SHORT EXERCISE: Recast every line of the items below as a Markdown table with the columns Row and Item line, one row per line and no blank lines. Leave out the pictures.

RECORDS PROVIDED:
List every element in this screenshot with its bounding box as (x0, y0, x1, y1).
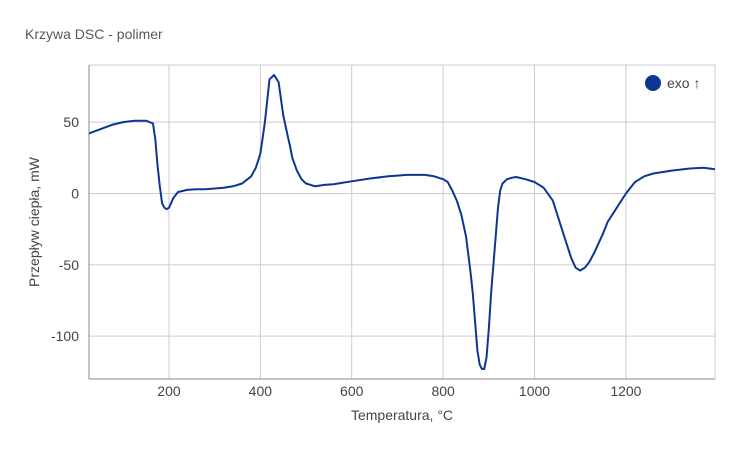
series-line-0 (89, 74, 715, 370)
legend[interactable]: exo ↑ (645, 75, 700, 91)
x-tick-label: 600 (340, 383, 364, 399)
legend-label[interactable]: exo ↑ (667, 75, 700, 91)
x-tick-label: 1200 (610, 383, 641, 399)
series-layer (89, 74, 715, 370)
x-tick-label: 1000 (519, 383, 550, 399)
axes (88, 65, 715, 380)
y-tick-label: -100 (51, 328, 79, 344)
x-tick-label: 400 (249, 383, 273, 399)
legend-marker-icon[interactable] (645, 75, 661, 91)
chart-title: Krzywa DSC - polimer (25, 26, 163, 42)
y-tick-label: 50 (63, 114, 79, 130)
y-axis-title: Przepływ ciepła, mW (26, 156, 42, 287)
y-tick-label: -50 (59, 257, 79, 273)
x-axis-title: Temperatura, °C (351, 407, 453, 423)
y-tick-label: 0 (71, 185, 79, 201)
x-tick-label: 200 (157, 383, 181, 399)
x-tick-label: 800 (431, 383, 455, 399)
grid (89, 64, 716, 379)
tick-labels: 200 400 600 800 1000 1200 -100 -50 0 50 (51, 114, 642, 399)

WRITTEN REPLY:
| Row | Item line |
|---|---|
| 1 | List every element in this screenshot with its bounding box as (x0, y0, x1, y1). |
| 2 | series-line-0 (89, 74, 715, 370) |
| 3 | legend[interactable]: exo ↑ (645, 75, 700, 91) |
| 4 | x-tick-label: 600 (340, 383, 364, 399) |
| 5 | legend-label[interactable]: exo ↑ (667, 75, 700, 91) |
| 6 | x-tick-label: 1200 (610, 383, 641, 399) |
| 7 | series-layer (89, 74, 715, 370) |
| 8 | x-tick-label: 1000 (519, 383, 550, 399) |
| 9 | axes (88, 65, 715, 380) |
| 10 | y-tick-label: -100 (51, 328, 79, 344) |
| 11 | x-tick-label: 400 (249, 383, 273, 399) |
| 12 | legend-marker-icon[interactable] (645, 75, 661, 91) |
| 13 | chart-title: Krzywa DSC - polimer (25, 26, 163, 42) |
| 14 | y-tick-label: 50 (63, 114, 79, 130) |
| 15 | y-axis-title: Przepływ ciepła, mW (26, 156, 42, 287) |
| 16 | y-tick-label: -50 (59, 257, 79, 273) |
| 17 | x-axis-title: Temperatura, °C (351, 407, 453, 423) |
| 18 | y-tick-label: 0 (71, 185, 79, 201) |
| 19 | x-tick-label: 200 (157, 383, 181, 399) |
| 20 | x-tick-label: 800 (431, 383, 455, 399) |
| 21 | grid (89, 64, 716, 379) |
| 22 | tick-labels: 200 400 600 800 1000 1200 -100 -50 0 50 (51, 114, 642, 399) |